## Assignment:
Below are records; give the number of their lines that hold the word "JSON", and write nothing more.

------ Source information

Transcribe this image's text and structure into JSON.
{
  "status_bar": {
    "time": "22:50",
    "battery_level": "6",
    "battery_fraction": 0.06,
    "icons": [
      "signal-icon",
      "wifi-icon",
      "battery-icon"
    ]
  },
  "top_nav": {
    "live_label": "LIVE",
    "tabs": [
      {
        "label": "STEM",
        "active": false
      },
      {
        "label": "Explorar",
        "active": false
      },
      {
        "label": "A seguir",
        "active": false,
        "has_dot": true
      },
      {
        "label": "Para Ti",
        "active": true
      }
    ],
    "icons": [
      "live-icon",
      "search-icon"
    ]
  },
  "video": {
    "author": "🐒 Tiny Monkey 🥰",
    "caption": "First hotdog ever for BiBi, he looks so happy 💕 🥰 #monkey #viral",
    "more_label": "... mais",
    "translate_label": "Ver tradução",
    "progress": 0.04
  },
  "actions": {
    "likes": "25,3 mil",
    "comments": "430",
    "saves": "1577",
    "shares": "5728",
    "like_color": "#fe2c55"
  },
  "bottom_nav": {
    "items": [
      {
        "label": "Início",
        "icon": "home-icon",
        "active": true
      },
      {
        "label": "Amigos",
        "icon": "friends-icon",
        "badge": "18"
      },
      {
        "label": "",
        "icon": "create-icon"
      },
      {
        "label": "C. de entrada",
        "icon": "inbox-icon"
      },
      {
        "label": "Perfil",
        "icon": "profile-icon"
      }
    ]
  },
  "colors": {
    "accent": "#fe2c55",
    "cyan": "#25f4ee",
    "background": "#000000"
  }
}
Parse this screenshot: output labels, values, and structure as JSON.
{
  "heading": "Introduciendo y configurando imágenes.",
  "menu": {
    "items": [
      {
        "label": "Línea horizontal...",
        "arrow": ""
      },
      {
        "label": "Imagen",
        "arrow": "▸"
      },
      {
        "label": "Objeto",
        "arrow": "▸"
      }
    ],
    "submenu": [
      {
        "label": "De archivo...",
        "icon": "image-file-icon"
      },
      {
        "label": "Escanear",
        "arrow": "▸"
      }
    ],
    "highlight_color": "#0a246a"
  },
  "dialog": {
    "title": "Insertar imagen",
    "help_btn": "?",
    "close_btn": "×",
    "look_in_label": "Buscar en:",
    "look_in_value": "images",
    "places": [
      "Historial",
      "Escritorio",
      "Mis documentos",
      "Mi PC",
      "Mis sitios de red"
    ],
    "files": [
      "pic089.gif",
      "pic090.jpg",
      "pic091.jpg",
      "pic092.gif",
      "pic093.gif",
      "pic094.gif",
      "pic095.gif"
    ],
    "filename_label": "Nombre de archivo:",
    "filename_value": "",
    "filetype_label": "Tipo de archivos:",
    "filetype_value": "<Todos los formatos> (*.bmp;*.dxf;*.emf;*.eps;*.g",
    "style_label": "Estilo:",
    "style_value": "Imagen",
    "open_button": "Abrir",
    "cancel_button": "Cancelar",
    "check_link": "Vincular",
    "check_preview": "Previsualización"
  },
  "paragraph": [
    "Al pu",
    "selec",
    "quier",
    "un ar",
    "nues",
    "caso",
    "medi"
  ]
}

------------

## Answer section:
2